• What is being asked:
Copy each line of the entries that contains the word "wejściowych".

[Dataset items]
>>>>
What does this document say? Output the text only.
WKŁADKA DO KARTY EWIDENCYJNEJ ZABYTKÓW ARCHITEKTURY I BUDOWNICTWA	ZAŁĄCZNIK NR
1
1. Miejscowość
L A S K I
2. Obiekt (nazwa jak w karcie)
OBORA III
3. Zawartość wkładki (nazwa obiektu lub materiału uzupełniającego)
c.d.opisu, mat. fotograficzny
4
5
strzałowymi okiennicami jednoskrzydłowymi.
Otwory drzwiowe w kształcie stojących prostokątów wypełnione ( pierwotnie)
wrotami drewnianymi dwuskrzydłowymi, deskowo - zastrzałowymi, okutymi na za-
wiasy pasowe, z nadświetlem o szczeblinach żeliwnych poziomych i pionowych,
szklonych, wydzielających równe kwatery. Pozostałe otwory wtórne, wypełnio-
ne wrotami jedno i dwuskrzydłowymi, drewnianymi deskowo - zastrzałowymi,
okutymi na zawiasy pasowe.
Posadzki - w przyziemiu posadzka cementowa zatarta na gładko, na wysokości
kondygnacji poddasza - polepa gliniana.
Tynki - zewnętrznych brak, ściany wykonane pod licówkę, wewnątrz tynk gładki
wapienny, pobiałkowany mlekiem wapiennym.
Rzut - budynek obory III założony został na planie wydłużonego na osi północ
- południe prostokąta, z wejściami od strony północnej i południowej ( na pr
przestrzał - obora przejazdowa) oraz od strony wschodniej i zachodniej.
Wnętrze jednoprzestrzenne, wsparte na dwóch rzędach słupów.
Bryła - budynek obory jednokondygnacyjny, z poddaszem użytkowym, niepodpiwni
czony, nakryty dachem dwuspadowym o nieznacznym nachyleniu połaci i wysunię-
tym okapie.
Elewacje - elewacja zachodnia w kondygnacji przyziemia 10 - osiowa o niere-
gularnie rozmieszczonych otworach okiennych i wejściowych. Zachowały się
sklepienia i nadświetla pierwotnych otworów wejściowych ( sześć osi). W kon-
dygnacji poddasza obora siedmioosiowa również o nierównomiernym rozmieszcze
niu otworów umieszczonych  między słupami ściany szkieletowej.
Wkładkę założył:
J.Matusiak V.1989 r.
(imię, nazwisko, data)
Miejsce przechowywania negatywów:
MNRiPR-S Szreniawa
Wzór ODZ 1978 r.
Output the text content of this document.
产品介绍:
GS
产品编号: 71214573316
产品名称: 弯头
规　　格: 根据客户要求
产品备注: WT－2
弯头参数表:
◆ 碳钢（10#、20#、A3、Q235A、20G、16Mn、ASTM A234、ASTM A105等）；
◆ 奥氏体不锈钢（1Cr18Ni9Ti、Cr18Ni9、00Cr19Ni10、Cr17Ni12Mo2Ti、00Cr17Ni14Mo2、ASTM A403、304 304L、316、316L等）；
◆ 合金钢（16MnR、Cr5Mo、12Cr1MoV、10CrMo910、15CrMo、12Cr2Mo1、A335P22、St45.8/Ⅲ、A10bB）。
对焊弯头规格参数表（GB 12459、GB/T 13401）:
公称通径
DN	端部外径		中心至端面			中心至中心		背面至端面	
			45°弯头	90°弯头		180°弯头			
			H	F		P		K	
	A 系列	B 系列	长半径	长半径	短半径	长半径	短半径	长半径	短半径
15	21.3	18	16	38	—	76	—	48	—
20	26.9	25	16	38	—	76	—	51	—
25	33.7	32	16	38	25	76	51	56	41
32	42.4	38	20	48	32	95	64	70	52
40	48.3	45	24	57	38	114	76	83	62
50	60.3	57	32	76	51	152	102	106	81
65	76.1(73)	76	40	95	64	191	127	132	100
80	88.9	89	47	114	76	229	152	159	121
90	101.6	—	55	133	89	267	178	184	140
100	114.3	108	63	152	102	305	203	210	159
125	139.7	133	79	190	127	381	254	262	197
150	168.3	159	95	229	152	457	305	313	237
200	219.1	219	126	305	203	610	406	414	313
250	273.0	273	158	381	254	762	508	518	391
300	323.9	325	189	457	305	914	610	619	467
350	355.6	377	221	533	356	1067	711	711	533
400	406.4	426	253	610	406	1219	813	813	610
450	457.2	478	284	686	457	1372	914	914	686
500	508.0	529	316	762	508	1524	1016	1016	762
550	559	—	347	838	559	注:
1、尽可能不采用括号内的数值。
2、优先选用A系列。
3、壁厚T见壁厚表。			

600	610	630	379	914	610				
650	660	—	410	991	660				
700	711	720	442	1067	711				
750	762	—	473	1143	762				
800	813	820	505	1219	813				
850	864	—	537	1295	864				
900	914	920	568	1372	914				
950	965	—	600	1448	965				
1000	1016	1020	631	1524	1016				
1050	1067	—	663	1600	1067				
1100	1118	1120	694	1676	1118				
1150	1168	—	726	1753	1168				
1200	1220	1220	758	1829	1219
<<<<
• Result:
gularnie rozmieszczonych otworach okiennych i wejściowych. Zachowały się
sklepienia i nadświetla pierwotnych otworów wejściowych ( sześć osi). W kon-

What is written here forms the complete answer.